Description of the task >> Extract all lines containing "page".

── Record set ──

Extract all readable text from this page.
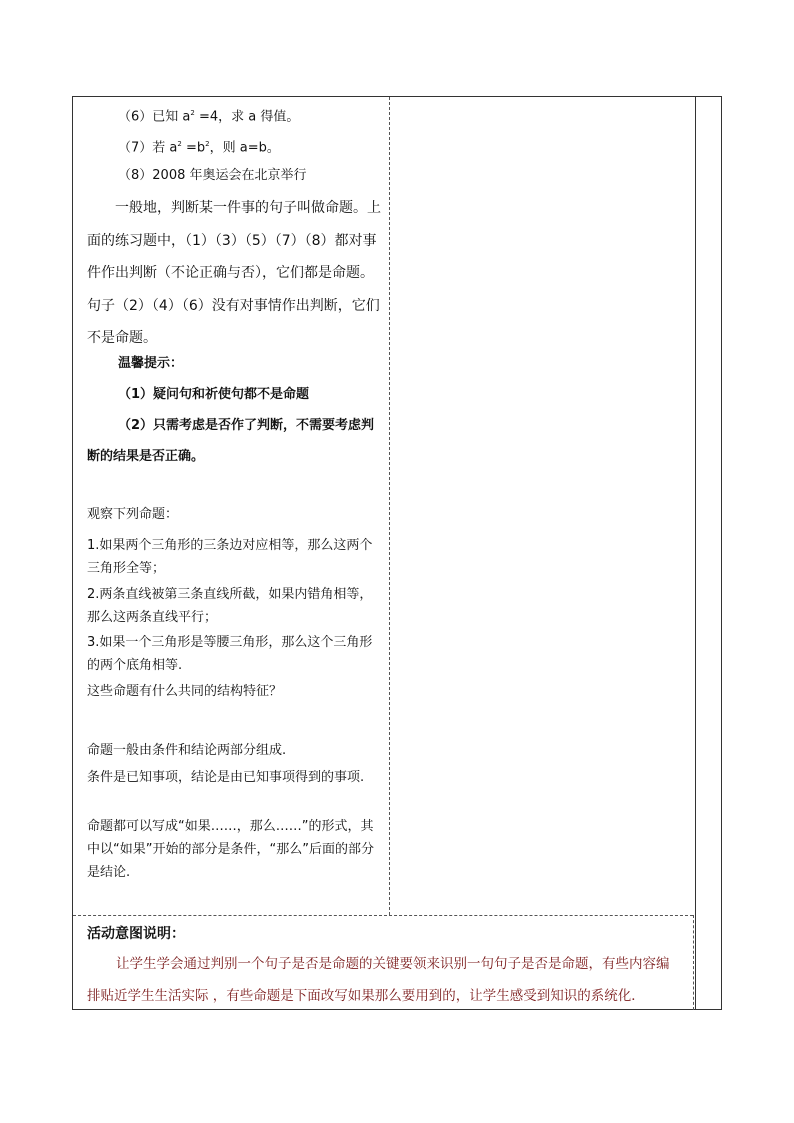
（6）已知 $a^2 =4$，求 a 得值。
（7）若 $a^2 =b^2$，则 a=b。
（8）2008 年奥运会在北京举行
一般地，判断某一件事的句子叫做命题。上面的练习题中，（1）（3）（5）（7）（8）都对事件作出判断（不论正确与否），它们都是命题。句子（2）（4）（6）没有对事情作出判断，它们不是命题。
温馨提示：
（1）疑问句和祈使句都不是命题
（2）只需考虑是否作了判断，不需要考虑判
断的结果是否正确。
观察下列命题：
1.如果两个三角形的三条边对应相等，那么这两个三角形全等；
2.两条直线被第三条直线所截，如果内错角相等，那么这两条直线平行；
3.如果一个三角形是等腰三角形，那么这个三角形的两个底角相等.
这些命题有什么共同的结构特征？
命题一般由条件和结论两部分组成.
条件是已知事项，结论是由已知事项得到的事项.
命题都可以写成“如果……，那么……”的形式，其中以“如果”开始的部分是条件，“那么”后面的部分是结论.
活动意图说明：
让学生学会通过判别一个句子是否是命题的关键要领来识别一句句子是否是命题，有些内容编
排贴近学生生活实际 ，有些命题是下面改写如果那么要用到的，让学生感受到知识的系统化．
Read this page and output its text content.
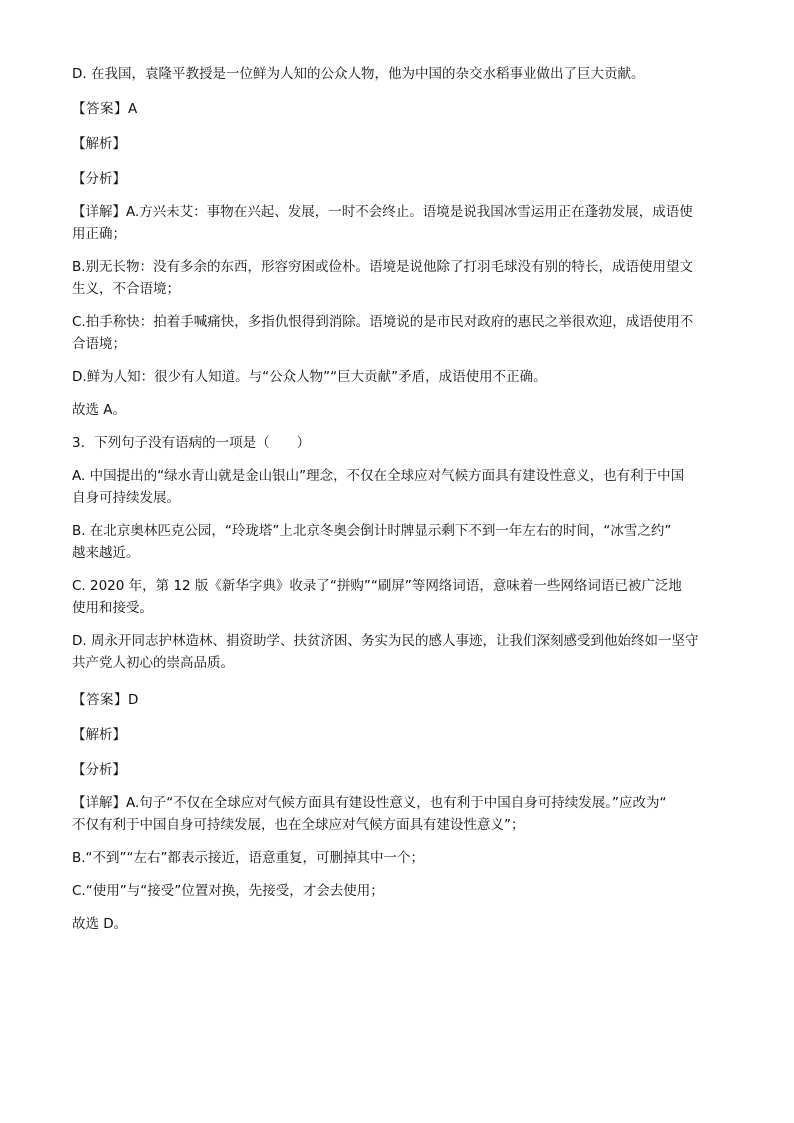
D. 在我国，袁隆平教授是一位鲜为人知的公众人物，他为中国的杂交水稻事业做出了巨大贡献。

【答案】A

【解析】

【分析】

【详解】A.方兴未艾：事物在兴起、发展，一时不会终止。语境是说我国冰雪运用正在蓬勃发展，成语使

用正确；

B.别无长物：没有多余的东西，形容穷困或俭朴。语境是说他除了打羽毛球没有别的特长，成语使用望文

生义，不合语境；

C.拍手称快：拍着手喊痛快，多指仇恨得到消除。语境说的是市民对政府的惠民之举很欢迎，成语使用不

合语境；

D.鲜为人知：很少有人知道。与“公众人物”“巨大贡献”矛盾，成语使用不正确。

故选 A。

3．下列句子没有语病的一项是（　　）

A. 中国提出的“绿水青山就是金山银山”理念，不仅在全球应对气候方面具有建设性意义，也有利于中国

自身可持续发展。

B. 在北京奥林匹克公园，“玲珑塔”上北京冬奥会倒计时牌显示剩下不到一年左右的时间，“冰雪之约”

越来越近。

C. 2020 年，第 12 版《新华字典》收录了“拼购”“刷屏”等网络词语，意味着一些网络词语已被广泛地

使用和接受。

D. 周永开同志护林造林、捐资助学、扶贫济困、务实为民的感人事迹，让我们深刻感受到他始终如一坚守

共产党人初心的崇高品质。

【答案】D

【解析】

【分析】

【详解】A.句子“不仅在全球应对气候方面具有建设性意义，也有利于中国自身可持续发展。”应改为“

不仅有利于中国自身可持续发展，也在全球应对气候方面具有建设性意义”；

B.“不到”“左右”都表示接近，语意重复，可删掉其中一个；

C.“使用”与“接受”位置对换，先接受，才会去使用；

故选 D。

───

Answer to the problem >>
Extract all readable text from this page.
Read this page and output its text content.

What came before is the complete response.